▶ **WHAT TO WORK ON**:
The listing below should be copied in full, word for word.
--- Begin PROVIDED DATA ---
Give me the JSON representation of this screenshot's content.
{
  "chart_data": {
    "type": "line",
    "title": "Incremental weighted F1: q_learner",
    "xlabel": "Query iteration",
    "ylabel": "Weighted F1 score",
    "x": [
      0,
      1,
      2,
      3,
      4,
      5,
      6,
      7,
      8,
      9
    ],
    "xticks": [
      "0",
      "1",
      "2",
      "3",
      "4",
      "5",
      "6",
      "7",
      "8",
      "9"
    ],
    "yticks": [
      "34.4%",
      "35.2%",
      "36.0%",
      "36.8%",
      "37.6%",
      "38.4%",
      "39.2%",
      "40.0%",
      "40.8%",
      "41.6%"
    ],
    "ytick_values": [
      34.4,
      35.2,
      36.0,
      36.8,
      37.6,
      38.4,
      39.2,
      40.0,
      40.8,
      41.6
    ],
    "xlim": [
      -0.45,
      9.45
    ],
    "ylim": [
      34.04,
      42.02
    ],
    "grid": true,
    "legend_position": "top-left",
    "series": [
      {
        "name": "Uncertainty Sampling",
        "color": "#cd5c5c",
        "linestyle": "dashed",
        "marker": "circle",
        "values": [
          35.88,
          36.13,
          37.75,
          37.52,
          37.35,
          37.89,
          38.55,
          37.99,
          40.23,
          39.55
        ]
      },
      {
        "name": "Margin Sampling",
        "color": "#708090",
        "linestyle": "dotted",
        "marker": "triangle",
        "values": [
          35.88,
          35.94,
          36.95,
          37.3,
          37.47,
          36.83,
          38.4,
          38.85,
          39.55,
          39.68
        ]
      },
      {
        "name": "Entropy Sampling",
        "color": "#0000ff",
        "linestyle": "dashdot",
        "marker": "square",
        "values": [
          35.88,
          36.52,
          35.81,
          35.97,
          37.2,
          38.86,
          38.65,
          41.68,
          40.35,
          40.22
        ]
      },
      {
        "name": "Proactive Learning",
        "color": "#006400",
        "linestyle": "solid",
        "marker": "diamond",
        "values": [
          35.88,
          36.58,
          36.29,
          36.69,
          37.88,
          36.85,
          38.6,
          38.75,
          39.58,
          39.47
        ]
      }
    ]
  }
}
--- End PROVIDED DATA ---
▶ **RIGHT ANSWER**:
Give me the JSON representation of this screenshot's content.
{
  "chart_data": {
    "type": "line",
    "title": "Incremental weighted F1: q_learner",
    "xlabel": "Query iteration",
    "ylabel": "Weighted F1 score",
    "x": [
      0,
      1,
      2,
      3,
      4,
      5,
      6,
      7,
      8,
      9
    ],
    "xticks": [
      "0",
      "1",
      "2",
      "3",
      "4",
      "5",
      "6",
      "7",
      "8",
      "9"
    ],
    "yticks": [
      "34.4%",
      "35.2%",
      "36.0%",
      "36.8%",
      "37.6%",
      "38.4%",
      "39.2%",
      "40.0%",
      "40.8%",
      "41.6%"
    ],
    "ytick_values": [
      34.4,
      35.2,
      36.0,
      36.8,
      37.6,
      38.4,
      39.2,
      40.0,
      40.8,
      41.6
    ],
    "xlim": [
      -0.45,
      9.45
    ],
    "ylim": [
      34.04,
      42.02
    ],
    "grid": true,
    "legend_position": "top-left",
    "series": [
      {
        "name": "Uncertainty Sampling",
        "color": "#cd5c5c",
        "linestyle": "dashed",
        "marker": "circle",
        "values": [
          35.88,
          36.13,
          37.75,
          37.52,
          37.35,
          37.89,
          38.55,
          37.99,
          40.23,
          39.55
        ]
      },
      {
        "name": "Margin Sampling",
        "color": "#708090",
        "linestyle": "dotted",
        "marker": "triangle",
        "values": [
          35.88,
          35.94,
          36.95,
          37.3,
          37.47,
          36.83,
          38.4,
          38.85,
          39.55,
          39.68
        ]
      },
      {
        "name": "Entropy Sampling",
        "color": "#0000ff",
        "linestyle": "dashdot",
        "marker": "square",
        "values": [
          35.88,
          36.52,
          35.81,
          35.97,
          37.2,
          38.86,
          38.65,
          41.68,
          40.35,
          40.22
        ]
      },
      {
        "name": "Proactive Learning",
        "color": "#006400",
        "linestyle": "solid",
        "marker": "diamond",
        "values": [
          35.88,
          36.58,
          36.29,
          36.69,
          37.88,
          36.85,
          38.6,
          38.75,
          39.58,
          39.47
        ]
      }
    ]
  }
}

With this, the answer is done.